GOAL ▸
Show all lines that include the string "EPEX"; copy each one.
--- Start of DATA LINES ---
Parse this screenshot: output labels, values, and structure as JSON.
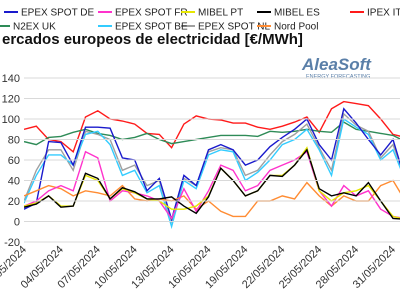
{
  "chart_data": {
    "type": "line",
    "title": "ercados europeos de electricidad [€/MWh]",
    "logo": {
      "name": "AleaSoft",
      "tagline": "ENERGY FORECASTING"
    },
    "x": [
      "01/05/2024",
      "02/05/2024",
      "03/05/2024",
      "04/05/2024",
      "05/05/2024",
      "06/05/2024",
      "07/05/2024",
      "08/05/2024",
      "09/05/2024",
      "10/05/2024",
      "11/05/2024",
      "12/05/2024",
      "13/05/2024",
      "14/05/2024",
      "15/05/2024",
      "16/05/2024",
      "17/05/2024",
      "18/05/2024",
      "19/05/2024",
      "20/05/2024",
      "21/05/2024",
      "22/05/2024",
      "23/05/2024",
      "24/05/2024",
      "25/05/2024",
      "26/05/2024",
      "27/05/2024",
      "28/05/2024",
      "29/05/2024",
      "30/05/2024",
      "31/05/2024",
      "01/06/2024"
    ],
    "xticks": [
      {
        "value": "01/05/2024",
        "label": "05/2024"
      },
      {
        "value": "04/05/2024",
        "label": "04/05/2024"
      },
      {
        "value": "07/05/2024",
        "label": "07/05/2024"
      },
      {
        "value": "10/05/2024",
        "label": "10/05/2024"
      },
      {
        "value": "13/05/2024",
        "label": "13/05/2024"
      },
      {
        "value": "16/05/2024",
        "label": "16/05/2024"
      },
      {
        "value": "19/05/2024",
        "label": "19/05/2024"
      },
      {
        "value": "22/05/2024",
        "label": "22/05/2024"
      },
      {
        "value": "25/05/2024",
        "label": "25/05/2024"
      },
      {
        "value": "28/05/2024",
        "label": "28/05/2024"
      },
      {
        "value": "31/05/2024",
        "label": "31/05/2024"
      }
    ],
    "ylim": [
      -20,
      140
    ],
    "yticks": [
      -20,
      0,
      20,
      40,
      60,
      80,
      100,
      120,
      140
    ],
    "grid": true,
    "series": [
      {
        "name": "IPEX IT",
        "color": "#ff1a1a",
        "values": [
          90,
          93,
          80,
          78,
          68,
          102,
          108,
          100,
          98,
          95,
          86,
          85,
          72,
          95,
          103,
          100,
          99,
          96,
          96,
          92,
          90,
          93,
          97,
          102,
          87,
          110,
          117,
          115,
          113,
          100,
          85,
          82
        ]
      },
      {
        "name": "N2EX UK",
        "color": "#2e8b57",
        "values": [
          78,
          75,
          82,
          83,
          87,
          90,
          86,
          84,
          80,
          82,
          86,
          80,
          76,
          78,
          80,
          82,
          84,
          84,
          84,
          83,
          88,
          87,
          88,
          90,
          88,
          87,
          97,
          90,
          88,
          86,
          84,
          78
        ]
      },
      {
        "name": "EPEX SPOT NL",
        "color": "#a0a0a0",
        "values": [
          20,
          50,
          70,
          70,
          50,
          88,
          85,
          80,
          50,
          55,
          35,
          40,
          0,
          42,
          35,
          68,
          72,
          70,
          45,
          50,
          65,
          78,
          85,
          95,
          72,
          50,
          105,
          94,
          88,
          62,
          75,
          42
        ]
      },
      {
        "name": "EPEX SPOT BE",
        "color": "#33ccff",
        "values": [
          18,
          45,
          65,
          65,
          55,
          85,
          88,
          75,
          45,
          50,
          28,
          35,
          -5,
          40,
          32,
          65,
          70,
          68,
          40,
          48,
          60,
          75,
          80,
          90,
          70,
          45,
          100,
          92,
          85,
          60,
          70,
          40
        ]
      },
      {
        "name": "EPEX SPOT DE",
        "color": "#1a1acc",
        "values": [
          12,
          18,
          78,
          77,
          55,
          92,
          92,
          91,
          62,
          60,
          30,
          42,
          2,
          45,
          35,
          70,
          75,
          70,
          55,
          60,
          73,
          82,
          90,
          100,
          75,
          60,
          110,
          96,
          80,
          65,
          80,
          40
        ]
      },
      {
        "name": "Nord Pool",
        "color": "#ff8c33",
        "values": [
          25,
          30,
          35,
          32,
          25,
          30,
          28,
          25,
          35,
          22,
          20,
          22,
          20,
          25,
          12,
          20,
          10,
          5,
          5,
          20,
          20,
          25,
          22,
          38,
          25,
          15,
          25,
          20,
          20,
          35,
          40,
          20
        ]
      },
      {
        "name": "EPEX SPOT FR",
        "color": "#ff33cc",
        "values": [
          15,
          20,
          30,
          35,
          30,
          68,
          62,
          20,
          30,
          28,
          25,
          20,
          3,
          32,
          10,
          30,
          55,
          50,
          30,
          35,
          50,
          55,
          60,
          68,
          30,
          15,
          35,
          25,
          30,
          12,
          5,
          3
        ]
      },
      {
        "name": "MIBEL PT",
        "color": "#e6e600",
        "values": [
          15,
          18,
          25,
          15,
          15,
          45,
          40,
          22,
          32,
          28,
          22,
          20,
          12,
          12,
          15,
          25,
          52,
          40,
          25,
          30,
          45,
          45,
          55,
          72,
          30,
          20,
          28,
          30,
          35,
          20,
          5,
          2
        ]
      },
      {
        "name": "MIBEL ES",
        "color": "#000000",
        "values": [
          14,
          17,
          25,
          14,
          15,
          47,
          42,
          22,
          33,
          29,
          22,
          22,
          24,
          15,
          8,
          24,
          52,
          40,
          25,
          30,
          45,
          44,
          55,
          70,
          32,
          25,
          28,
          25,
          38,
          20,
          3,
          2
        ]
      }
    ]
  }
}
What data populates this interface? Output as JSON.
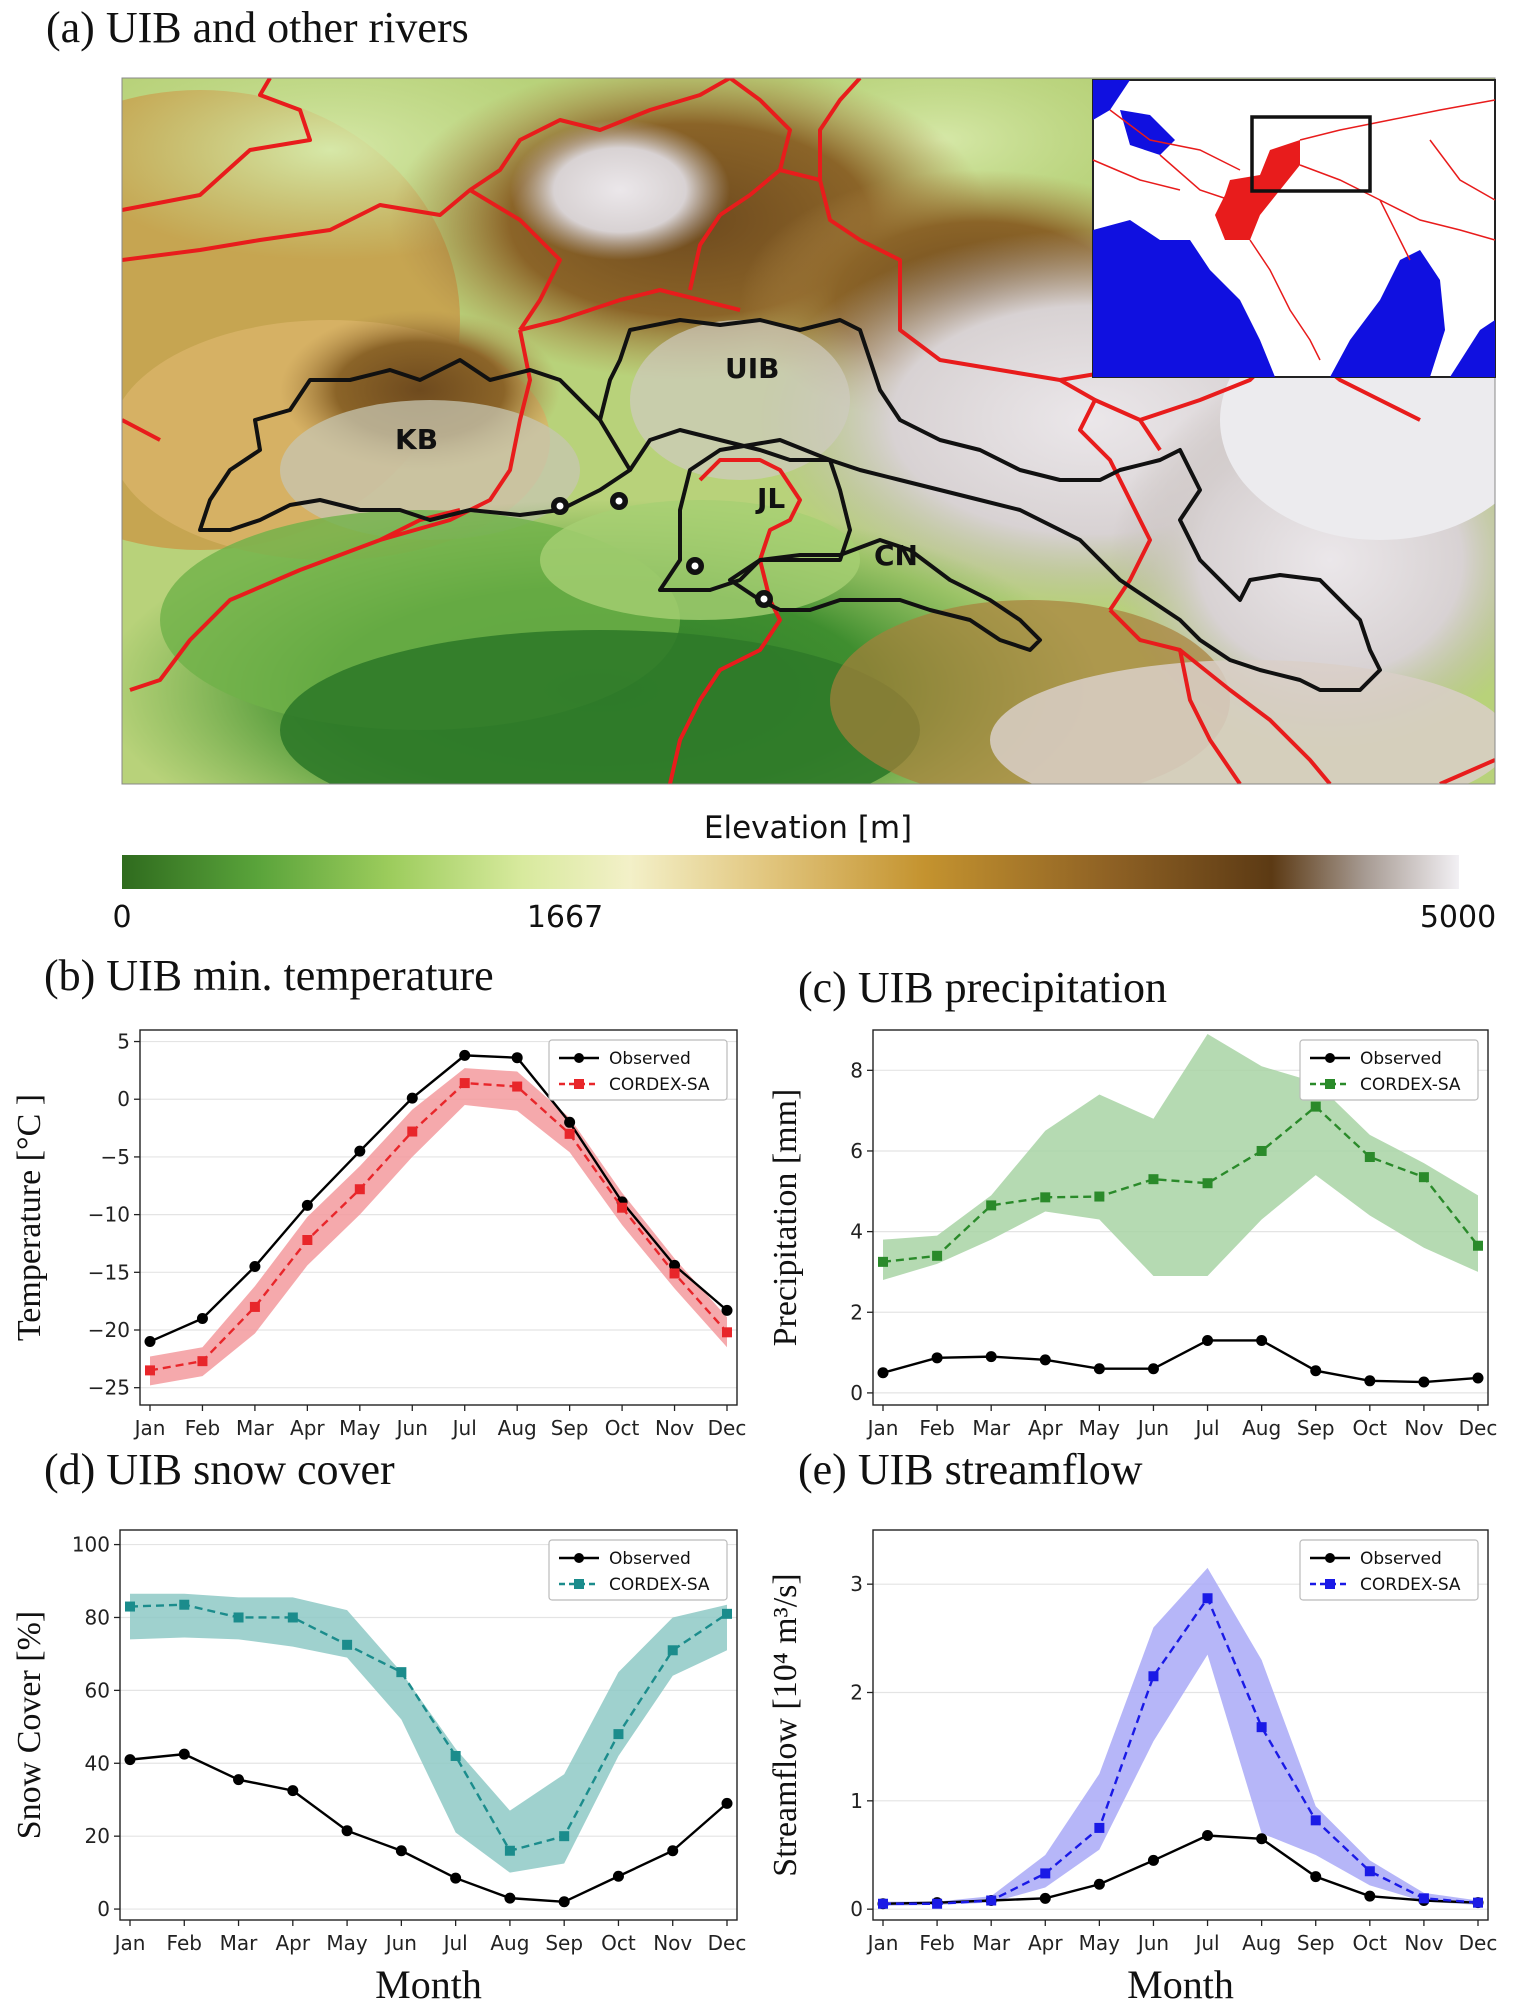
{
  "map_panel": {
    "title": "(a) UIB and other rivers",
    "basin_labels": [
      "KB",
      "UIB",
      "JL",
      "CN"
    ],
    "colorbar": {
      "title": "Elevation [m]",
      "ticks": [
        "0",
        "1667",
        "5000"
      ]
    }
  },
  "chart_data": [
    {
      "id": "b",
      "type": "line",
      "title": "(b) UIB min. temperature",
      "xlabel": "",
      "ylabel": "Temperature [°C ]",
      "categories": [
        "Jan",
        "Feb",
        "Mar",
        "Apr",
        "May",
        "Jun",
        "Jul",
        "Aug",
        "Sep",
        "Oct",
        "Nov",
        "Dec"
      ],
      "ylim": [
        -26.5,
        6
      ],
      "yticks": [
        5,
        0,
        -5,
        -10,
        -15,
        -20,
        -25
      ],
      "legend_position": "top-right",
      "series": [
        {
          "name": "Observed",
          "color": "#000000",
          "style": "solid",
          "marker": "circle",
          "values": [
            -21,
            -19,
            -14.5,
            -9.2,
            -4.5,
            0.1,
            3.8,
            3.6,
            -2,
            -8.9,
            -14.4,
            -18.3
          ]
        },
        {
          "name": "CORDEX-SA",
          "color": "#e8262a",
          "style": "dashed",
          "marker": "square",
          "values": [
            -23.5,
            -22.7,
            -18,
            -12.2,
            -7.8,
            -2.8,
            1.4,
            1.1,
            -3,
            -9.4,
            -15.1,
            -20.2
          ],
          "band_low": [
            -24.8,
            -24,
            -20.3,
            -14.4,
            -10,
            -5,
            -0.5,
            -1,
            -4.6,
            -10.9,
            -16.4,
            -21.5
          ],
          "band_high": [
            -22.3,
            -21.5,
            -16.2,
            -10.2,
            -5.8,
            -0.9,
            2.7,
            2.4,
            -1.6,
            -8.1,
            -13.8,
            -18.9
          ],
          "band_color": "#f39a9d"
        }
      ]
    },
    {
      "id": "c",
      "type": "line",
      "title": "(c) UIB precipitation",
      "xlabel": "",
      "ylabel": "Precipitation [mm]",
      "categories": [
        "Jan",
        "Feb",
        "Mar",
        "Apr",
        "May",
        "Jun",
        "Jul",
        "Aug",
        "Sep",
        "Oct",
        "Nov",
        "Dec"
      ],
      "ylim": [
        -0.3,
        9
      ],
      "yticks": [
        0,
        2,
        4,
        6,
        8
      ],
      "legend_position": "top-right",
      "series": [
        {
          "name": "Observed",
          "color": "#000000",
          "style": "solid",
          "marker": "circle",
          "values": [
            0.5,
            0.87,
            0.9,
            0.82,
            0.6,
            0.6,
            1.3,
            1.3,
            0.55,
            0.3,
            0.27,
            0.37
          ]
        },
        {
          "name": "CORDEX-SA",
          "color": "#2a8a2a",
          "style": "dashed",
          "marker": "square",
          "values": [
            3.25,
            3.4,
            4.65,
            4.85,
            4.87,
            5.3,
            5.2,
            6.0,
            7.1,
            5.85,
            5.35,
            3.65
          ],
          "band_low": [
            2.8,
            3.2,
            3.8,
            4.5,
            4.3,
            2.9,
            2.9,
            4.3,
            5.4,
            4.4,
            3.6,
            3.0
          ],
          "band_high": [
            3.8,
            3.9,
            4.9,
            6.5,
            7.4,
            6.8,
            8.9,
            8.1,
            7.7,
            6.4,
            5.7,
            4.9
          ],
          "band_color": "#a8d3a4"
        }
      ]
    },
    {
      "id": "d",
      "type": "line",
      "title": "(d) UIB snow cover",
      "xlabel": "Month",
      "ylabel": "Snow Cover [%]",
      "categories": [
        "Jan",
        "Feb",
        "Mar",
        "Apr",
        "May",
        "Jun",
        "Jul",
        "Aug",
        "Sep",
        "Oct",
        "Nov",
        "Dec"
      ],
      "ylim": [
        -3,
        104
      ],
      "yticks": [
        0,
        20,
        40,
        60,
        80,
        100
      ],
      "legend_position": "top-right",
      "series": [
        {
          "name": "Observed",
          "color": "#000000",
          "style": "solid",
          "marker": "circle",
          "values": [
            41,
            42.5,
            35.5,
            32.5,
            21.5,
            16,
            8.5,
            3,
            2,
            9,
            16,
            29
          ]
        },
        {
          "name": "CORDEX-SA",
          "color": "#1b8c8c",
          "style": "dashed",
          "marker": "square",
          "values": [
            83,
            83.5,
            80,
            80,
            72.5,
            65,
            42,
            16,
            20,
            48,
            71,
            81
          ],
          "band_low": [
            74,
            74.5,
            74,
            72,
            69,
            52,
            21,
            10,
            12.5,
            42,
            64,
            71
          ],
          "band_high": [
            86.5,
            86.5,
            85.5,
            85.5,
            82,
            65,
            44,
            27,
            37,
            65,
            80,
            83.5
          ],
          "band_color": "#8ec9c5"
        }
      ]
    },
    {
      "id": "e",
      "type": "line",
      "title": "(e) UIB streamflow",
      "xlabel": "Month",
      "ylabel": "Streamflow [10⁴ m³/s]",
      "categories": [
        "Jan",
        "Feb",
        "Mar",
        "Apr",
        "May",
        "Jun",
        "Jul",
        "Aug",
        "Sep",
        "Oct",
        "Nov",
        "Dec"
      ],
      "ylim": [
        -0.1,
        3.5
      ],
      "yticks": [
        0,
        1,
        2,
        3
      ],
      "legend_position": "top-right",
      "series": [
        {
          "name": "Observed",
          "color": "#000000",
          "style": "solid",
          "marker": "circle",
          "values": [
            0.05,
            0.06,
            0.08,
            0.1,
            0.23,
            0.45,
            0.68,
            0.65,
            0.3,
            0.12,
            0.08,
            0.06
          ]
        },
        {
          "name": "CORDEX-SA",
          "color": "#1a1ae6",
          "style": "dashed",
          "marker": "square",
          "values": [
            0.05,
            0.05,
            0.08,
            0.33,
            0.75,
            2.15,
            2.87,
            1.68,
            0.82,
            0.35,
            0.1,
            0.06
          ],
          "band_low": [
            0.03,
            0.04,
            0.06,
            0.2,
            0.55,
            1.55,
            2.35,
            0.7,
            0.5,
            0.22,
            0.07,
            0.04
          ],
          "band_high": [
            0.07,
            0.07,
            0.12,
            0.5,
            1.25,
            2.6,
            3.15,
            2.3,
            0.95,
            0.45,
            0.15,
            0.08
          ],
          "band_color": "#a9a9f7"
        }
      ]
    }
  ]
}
--- End of DATA LINES ---
RESULT OF THE EXERCISE ▸
        "name": "EPEX SPOT NL",
        "name": "EPEX SPOT BE",
        "name": "EPEX SPOT DE",
        "name": "EPEX SPOT FR",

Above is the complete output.